GIVEN REQUEST >> Pick out every line of the listing below that contains the string "adults" and copy each one.

THE DATA >>

- - - - - - -

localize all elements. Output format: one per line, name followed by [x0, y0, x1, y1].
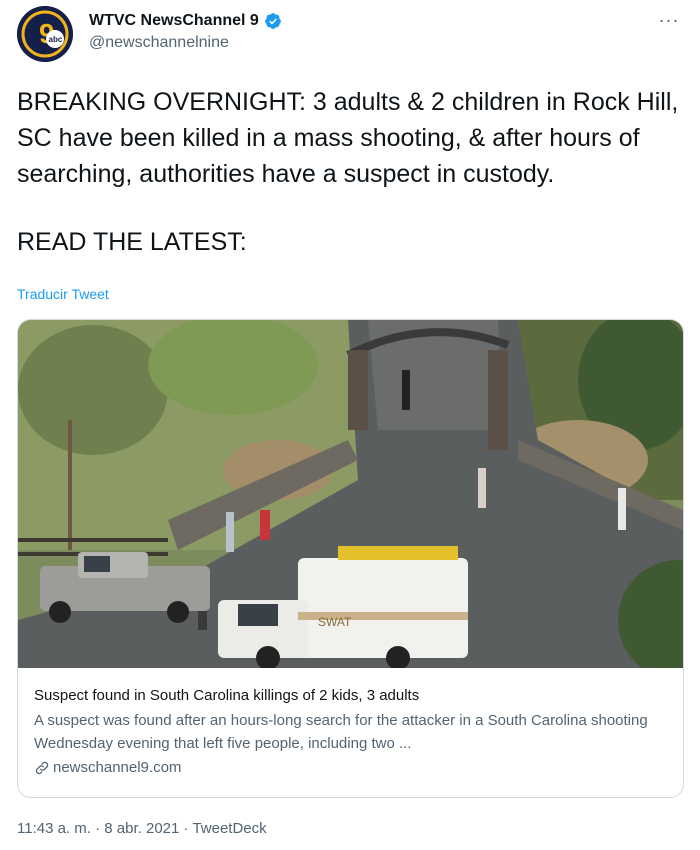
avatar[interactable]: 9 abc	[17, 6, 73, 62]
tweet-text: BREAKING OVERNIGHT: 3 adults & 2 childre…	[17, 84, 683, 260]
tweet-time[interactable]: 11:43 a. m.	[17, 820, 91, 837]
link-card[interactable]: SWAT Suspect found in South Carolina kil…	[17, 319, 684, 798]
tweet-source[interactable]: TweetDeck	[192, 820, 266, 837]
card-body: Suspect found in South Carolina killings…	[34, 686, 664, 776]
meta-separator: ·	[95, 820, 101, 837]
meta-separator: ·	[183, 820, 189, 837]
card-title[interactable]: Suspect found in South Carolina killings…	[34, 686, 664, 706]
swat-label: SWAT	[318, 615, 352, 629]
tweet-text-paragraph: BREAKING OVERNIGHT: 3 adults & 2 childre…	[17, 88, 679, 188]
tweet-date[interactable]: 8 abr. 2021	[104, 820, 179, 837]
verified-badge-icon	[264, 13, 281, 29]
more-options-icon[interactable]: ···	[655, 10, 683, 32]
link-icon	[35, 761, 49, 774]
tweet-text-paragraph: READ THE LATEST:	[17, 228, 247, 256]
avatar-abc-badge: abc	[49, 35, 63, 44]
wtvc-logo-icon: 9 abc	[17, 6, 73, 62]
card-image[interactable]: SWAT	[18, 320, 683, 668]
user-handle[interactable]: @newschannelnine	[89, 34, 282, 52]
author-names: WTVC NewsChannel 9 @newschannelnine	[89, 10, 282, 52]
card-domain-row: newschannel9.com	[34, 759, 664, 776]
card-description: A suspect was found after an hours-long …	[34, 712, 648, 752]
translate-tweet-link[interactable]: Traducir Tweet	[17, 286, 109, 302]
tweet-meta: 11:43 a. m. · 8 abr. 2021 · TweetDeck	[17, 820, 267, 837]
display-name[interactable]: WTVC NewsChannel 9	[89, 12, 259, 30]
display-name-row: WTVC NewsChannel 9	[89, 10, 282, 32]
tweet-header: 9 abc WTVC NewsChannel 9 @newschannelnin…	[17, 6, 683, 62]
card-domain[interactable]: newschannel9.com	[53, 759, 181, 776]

- - - - - - -

FINISHED TASK >>
tweet-text: BREAKING OVERNIGHT: 3 adults & 2 childre…	[17, 84, 683, 260]
tweet-text-paragraph: BREAKING OVERNIGHT: 3 adults & 2 childre…	[17, 88, 679, 188]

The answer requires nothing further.